Given passage:
#####
= Sebastian Weigle =

German horn player and conductor

Sebastian Weigle (born 1961, in East Berlin) is a German conductor and horn player. He is currently principal conductor of the Yomiuri Nippon Symphony Orchestra.

==Biography==
Weigle is a nephew of the conductor and music educator Jörg-Peter Weigle and the brother of the late violist Friedemann Weigle of the Artemis Quartet. Weigle studied at the Hochschule für Musik "Hanns Eisler" in horn, piano and conducting. In 1987 he founded the Berlin Chamber Choir, and later he led the New Berlin Chamber Orchestra. He was principal horn player in the orchestra of the Berlin State Opera for 15 years. He also was a member of the jazz orchestra "Vielharmonie" in East Berlin.
#####
Dataset records
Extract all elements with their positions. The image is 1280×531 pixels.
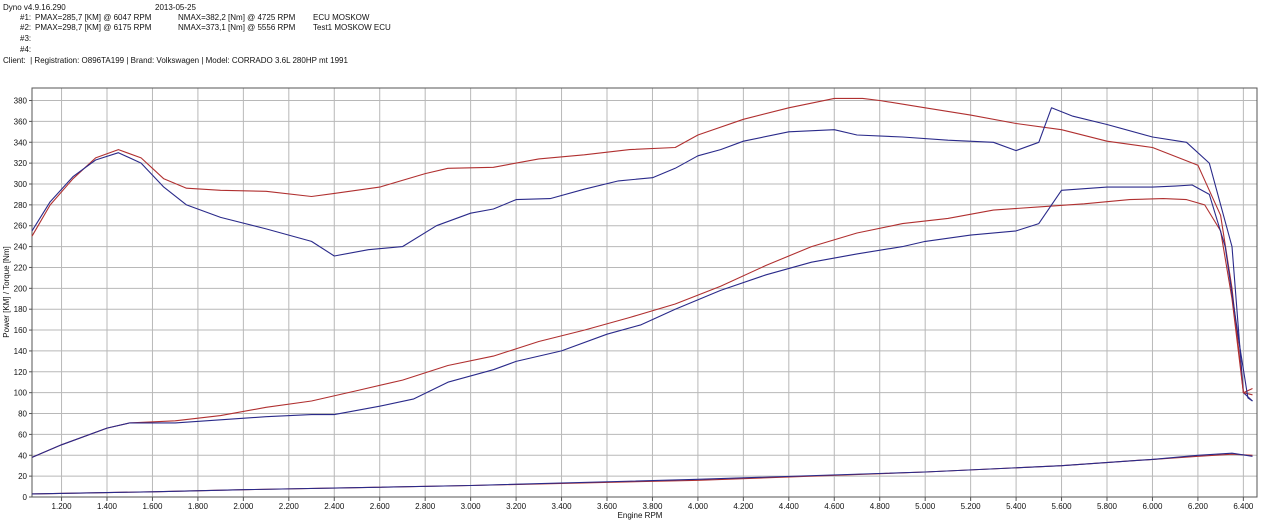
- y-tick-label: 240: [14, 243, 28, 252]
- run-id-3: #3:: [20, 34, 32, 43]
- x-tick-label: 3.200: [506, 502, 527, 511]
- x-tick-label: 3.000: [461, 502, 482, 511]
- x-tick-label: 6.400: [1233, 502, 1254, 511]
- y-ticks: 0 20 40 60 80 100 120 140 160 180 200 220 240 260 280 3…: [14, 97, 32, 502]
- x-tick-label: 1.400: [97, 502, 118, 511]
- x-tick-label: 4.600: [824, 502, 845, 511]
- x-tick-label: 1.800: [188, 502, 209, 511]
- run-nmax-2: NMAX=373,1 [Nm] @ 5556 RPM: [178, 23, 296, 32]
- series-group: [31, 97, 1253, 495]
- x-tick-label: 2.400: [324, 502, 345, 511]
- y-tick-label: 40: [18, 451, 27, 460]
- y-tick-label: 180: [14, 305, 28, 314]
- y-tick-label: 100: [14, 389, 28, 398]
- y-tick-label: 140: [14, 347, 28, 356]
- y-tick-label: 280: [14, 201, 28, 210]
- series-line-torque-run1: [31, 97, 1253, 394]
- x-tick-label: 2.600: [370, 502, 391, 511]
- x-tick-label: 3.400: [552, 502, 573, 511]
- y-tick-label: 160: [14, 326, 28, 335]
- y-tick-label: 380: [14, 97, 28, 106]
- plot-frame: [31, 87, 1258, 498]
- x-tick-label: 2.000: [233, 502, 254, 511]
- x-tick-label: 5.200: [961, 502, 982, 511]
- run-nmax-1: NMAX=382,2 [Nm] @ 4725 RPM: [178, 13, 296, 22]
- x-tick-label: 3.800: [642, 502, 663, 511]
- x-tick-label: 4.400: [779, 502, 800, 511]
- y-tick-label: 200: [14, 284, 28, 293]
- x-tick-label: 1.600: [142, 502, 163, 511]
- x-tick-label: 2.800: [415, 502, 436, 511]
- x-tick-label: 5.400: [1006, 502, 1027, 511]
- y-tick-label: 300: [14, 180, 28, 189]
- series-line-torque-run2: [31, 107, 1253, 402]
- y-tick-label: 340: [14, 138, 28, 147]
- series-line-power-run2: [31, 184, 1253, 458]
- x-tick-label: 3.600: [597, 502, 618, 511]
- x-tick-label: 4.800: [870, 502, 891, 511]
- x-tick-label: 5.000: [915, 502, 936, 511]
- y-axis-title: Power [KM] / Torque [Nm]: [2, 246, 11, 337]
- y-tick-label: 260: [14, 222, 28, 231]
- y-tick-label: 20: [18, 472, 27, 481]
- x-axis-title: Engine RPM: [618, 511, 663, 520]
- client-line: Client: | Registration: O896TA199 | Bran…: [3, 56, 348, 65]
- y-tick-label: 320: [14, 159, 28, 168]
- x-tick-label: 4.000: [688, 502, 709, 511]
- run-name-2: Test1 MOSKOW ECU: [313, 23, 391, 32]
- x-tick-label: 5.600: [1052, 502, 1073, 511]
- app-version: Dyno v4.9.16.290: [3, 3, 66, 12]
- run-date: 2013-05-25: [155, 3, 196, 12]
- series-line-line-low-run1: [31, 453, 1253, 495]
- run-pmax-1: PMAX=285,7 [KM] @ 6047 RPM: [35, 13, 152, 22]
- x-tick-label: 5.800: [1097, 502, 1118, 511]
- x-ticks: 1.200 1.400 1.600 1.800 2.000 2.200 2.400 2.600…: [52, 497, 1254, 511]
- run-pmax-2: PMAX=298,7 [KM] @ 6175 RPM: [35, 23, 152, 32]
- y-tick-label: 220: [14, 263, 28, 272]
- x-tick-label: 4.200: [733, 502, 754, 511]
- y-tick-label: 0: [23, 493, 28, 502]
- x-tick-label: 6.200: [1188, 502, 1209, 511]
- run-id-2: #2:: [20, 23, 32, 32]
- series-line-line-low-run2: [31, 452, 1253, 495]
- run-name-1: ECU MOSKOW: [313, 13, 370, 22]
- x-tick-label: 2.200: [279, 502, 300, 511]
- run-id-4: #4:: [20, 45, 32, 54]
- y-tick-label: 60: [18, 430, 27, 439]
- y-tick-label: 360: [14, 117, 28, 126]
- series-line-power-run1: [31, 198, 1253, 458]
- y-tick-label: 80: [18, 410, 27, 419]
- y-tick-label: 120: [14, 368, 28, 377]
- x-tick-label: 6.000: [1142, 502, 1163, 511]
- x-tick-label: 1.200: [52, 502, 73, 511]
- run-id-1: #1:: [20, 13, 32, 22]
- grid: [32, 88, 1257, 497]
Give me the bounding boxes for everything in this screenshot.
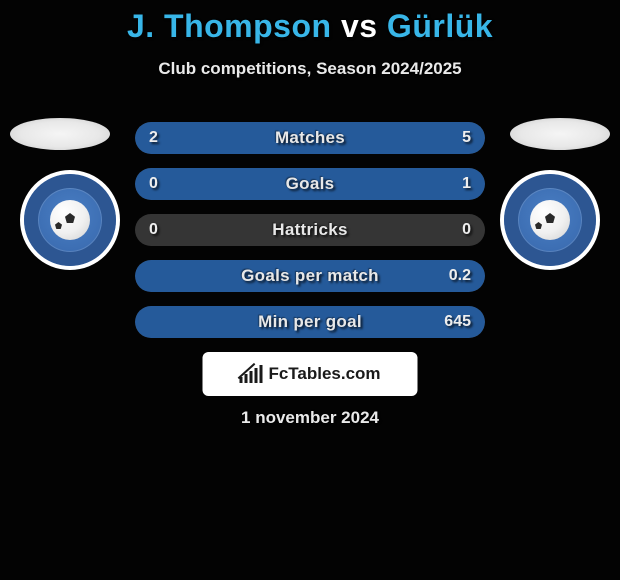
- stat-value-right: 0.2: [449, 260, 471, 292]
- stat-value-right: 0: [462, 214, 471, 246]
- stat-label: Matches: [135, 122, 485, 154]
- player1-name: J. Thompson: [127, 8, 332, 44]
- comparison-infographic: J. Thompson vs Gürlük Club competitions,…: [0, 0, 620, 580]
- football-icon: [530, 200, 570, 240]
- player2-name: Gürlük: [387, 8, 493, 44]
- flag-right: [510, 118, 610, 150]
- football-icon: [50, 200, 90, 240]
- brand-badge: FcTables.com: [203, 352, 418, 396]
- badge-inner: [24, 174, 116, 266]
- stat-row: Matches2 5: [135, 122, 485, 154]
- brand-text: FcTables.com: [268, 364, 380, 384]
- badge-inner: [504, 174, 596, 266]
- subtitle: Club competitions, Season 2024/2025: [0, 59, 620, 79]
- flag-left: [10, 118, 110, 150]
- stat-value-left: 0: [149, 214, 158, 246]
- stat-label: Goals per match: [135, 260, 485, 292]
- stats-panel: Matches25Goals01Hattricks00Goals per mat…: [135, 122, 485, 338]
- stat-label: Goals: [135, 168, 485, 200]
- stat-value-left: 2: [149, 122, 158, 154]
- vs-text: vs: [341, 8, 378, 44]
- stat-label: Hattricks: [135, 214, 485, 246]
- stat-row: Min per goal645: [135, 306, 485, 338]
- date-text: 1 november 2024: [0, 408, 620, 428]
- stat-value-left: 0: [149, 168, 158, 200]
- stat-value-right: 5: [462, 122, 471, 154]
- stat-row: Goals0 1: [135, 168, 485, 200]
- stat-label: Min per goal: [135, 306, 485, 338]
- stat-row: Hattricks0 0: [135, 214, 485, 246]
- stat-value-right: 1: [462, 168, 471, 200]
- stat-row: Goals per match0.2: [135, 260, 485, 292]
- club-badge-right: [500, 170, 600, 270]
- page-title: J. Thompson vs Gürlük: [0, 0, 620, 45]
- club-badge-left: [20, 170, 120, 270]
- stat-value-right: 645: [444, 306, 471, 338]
#####
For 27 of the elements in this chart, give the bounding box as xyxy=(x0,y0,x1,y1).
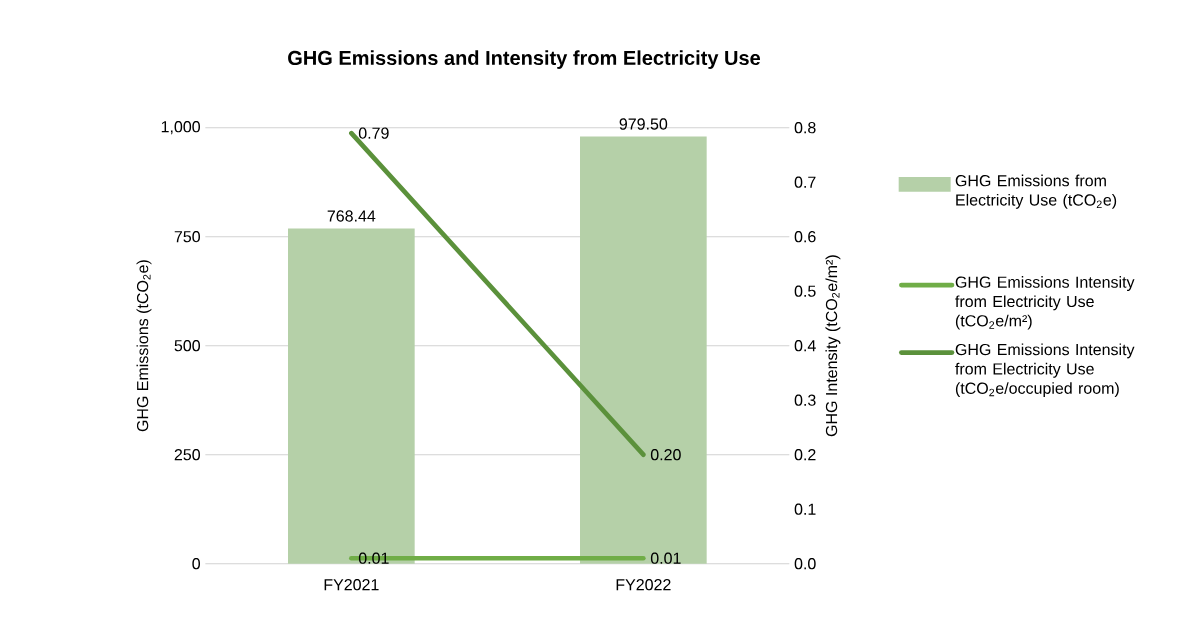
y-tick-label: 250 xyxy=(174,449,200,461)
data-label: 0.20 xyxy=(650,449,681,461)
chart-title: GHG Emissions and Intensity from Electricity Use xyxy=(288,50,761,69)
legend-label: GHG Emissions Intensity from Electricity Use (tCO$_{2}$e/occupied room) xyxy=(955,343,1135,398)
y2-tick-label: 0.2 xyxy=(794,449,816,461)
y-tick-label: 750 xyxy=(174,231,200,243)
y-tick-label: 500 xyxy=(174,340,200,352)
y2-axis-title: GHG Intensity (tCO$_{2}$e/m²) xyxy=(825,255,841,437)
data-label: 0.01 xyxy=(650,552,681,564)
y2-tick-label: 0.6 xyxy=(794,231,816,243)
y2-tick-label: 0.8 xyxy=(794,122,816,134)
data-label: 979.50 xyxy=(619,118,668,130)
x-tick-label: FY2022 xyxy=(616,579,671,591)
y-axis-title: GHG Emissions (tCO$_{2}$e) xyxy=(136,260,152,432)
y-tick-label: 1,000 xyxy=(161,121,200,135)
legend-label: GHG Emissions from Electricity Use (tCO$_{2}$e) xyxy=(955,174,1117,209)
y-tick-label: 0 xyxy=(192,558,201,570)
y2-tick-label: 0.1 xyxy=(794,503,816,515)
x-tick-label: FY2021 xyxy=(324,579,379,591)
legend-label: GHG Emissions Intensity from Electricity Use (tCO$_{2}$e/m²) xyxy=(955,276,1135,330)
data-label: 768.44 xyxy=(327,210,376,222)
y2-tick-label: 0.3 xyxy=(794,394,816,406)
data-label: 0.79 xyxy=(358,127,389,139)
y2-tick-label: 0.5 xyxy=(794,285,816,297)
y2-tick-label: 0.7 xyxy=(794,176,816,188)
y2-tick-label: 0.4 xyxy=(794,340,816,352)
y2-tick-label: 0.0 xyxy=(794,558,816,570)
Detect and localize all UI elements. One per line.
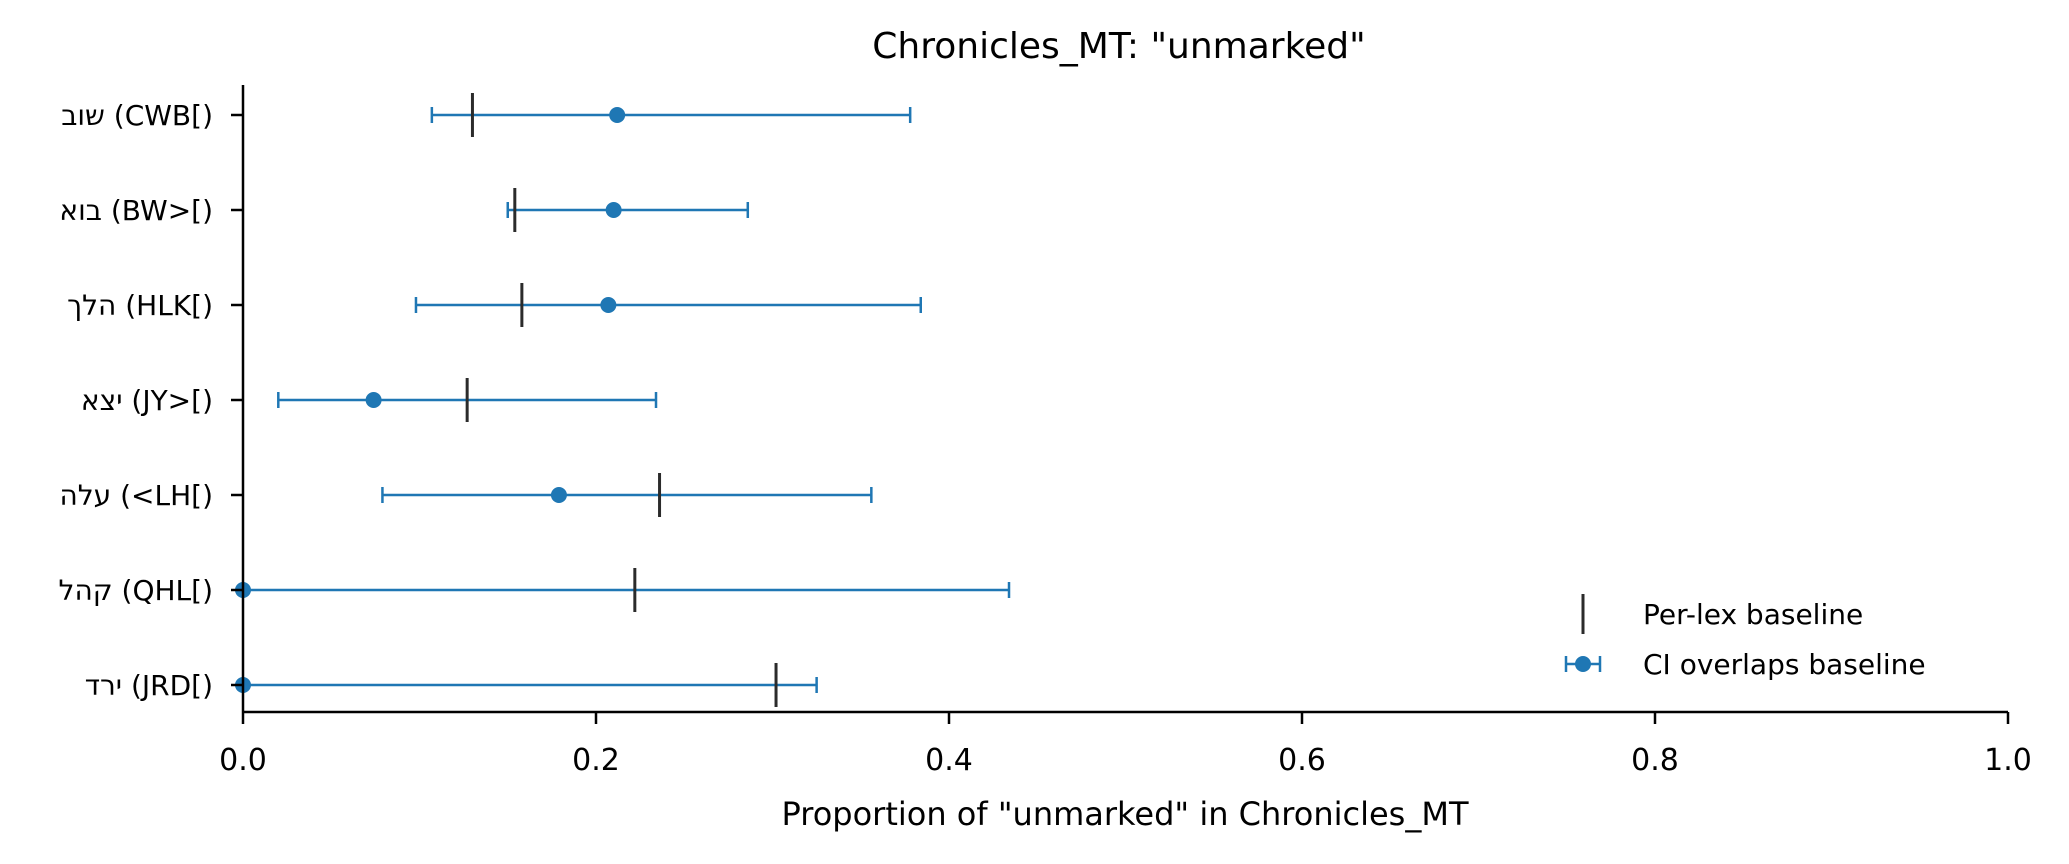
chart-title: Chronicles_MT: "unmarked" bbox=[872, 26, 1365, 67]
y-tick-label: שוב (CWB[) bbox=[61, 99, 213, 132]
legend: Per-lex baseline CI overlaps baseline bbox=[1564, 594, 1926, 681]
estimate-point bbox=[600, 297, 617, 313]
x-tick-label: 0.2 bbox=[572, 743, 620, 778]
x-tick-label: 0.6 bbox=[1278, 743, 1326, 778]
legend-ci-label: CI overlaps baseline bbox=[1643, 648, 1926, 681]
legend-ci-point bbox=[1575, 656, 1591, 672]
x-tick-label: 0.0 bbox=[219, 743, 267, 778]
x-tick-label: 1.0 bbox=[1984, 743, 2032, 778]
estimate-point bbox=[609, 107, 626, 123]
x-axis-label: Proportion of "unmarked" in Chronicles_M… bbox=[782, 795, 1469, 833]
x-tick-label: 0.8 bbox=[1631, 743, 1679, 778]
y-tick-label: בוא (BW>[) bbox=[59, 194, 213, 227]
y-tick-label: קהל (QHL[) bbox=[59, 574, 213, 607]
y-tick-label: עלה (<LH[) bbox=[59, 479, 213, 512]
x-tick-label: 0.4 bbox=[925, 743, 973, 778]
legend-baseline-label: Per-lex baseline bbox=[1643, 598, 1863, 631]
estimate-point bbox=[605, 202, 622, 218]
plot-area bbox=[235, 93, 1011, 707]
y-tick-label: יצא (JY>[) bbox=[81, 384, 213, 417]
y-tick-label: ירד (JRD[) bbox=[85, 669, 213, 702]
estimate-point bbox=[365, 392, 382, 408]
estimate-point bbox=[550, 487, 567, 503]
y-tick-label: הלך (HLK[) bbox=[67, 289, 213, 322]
#####
Work to do:
1) Return the part of the Sebastian Weigle passage from "German horn player" to "Nippon Symphony Orchestra.".
2) In the listing, retype the lines from the line with "y-tick-label: 250 xyxy=(174,449,200,461)" to the line with "y-tick-label: 1,000 xyxy=(161,121,200,135)", both included.
The listing is unrelated to the passage on Sebastian Weigle.

Written answers:
1)
German horn player and conductor

Sebastian Weigle (born 1961, in East Berlin) is a German conductor and horn player. He is currently principal conductor of the Yomiuri Nippon Symphony Orchestra.

2)
y-tick-label: 250 xyxy=(174,449,200,461)
data-label: 0.20 xyxy=(650,449,681,461)
chart-title: GHG Emissions and Intensity from Electricity Use xyxy=(288,50,761,69)
legend-label: GHG Emissions Intensity from Electricity Use (tCO$_{2}$e/occupied room) xyxy=(955,343,1135,398)
y2-tick-label: 0.2 xyxy=(794,449,816,461)
y-tick-label: 750 xyxy=(174,231,200,243)
y-tick-label: 500 xyxy=(174,340,200,352)
y2-axis-title: GHG Intensity (tCO$_{2}$e/m²) xyxy=(825,255,841,437)
data-label: 0.01 xyxy=(650,552,681,564)
y2-tick-label: 0.6 xyxy=(794,231,816,243)
y2-tick-label: 0.8 xyxy=(794,122,816,134)
data-label: 979.50 xyxy=(619,118,668,130)
x-tick-label: FY2022 xyxy=(616,579,671,591)
y-axis-title: GHG Emissions (tCO$_{2}$e) xyxy=(136,260,152,432)
y-tick-label: 1,000 xyxy=(161,121,200,135)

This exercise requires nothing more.